#### [Prompt]
From the listing below, pick out each line with the word "كولا".

#### [Exercise inputs]
※
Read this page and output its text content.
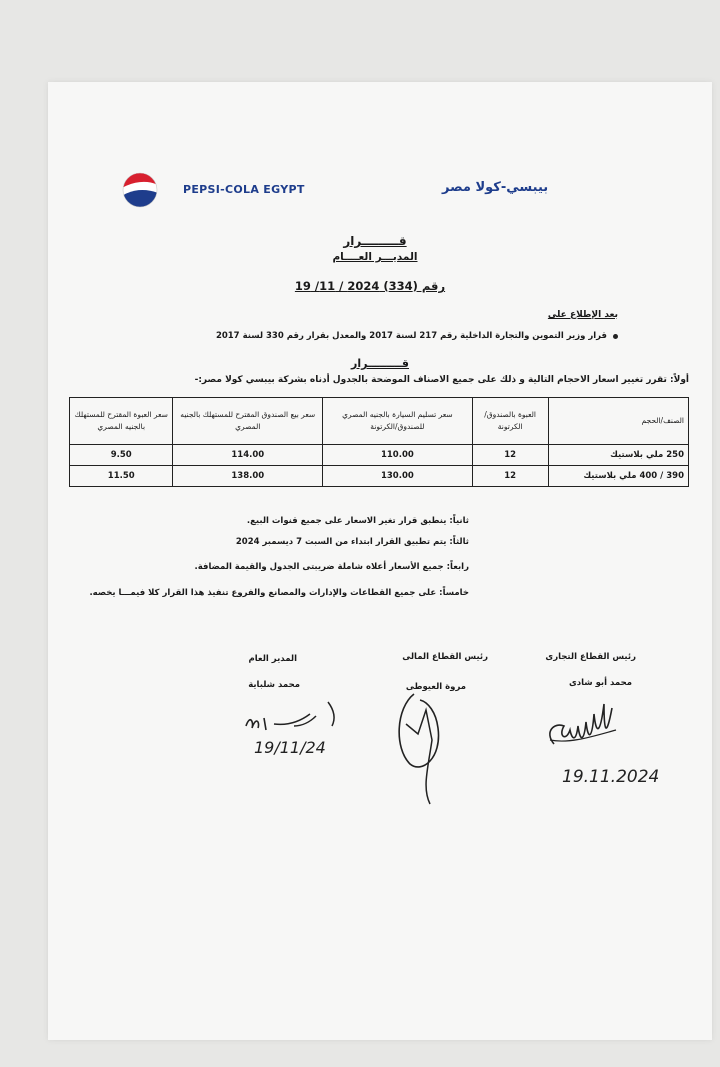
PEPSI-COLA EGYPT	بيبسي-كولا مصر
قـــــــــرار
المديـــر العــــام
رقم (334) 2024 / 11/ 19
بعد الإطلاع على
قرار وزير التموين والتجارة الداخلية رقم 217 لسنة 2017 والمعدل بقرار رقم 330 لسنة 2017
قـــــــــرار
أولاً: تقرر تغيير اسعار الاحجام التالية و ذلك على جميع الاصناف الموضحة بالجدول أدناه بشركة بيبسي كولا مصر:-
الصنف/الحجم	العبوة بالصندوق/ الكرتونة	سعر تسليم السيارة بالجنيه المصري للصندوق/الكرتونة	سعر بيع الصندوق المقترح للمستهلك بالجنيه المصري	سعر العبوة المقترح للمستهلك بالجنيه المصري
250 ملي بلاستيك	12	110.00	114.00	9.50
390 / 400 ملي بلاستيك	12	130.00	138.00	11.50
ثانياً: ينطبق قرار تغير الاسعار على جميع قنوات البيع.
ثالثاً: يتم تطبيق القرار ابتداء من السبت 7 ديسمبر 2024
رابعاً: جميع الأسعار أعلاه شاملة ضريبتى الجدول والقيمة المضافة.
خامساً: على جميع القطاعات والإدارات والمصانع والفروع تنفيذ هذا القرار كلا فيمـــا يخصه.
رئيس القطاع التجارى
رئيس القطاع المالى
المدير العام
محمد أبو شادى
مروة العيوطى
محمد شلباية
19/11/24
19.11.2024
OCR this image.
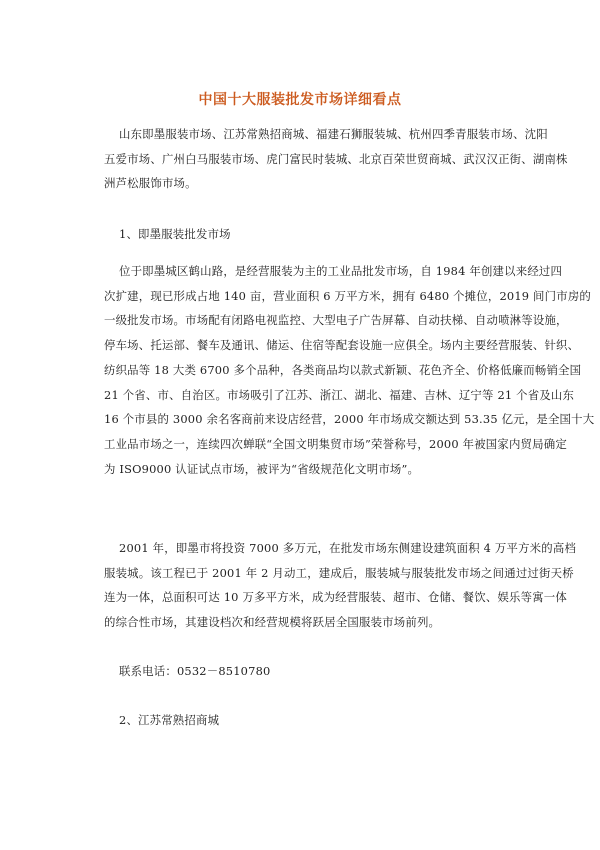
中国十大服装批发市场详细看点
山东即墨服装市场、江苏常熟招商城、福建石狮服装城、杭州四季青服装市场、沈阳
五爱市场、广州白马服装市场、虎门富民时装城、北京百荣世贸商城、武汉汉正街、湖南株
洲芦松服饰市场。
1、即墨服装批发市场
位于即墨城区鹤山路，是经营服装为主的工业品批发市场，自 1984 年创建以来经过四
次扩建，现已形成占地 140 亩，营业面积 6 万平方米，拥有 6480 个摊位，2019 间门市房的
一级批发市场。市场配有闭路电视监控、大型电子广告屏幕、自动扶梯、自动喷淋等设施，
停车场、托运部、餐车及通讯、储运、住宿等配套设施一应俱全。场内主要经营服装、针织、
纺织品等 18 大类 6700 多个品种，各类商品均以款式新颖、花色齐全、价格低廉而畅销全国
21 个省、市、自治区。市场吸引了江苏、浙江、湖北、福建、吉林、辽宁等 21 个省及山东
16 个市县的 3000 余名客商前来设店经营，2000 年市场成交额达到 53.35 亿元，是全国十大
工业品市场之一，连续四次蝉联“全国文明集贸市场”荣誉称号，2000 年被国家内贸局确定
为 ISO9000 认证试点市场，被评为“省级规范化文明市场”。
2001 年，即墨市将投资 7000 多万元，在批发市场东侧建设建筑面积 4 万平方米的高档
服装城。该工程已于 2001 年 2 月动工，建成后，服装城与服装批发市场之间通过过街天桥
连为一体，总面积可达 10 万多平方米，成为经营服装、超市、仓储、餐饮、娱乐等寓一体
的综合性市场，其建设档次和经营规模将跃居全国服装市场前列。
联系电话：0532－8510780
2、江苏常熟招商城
※
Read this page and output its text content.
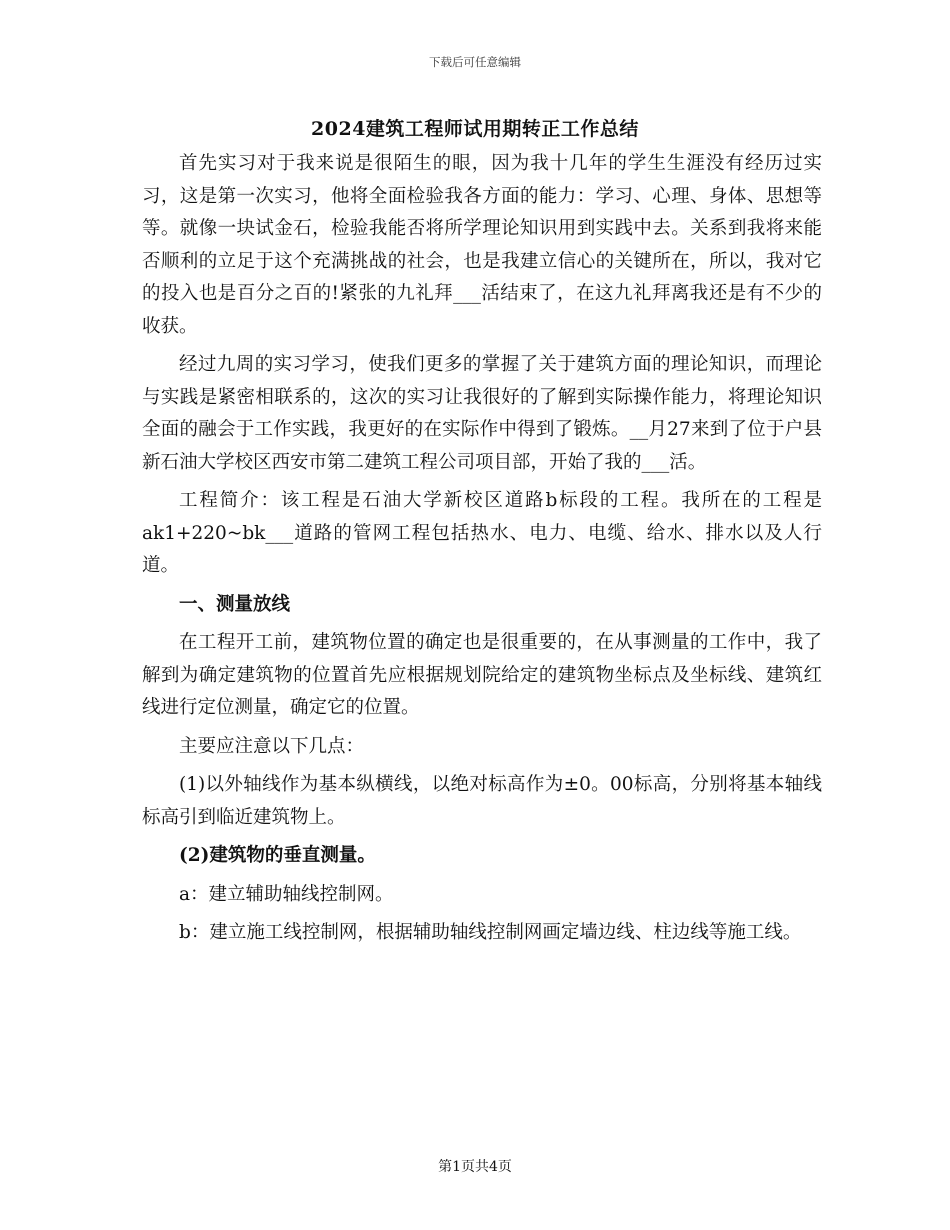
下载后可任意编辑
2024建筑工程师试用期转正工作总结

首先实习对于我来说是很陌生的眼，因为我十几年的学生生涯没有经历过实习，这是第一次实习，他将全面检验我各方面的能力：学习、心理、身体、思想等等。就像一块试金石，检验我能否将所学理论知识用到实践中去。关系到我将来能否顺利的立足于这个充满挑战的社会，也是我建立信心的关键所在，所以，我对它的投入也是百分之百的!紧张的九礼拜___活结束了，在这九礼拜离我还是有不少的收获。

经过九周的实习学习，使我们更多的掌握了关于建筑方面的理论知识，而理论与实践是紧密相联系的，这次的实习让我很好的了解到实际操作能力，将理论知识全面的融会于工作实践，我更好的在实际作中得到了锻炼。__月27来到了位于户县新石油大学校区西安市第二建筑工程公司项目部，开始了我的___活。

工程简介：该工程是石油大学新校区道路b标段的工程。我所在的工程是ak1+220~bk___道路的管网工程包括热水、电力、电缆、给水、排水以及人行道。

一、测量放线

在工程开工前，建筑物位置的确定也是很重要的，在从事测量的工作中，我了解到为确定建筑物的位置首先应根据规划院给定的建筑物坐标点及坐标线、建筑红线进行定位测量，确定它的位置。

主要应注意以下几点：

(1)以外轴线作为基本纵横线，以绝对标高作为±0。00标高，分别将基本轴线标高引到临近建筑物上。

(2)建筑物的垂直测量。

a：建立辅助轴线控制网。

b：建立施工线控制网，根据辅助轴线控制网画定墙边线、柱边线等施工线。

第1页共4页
※
#### [Solution to this problem]
PEPSI-COLA EGYPT	بيبسي-كولا مصر
أولاً: تقرر تغيير اسعار الاحجام التالية و ذلك على جميع الاصناف الموضحة بالجدول أدناه بشركة بيبسي كولا مصر:-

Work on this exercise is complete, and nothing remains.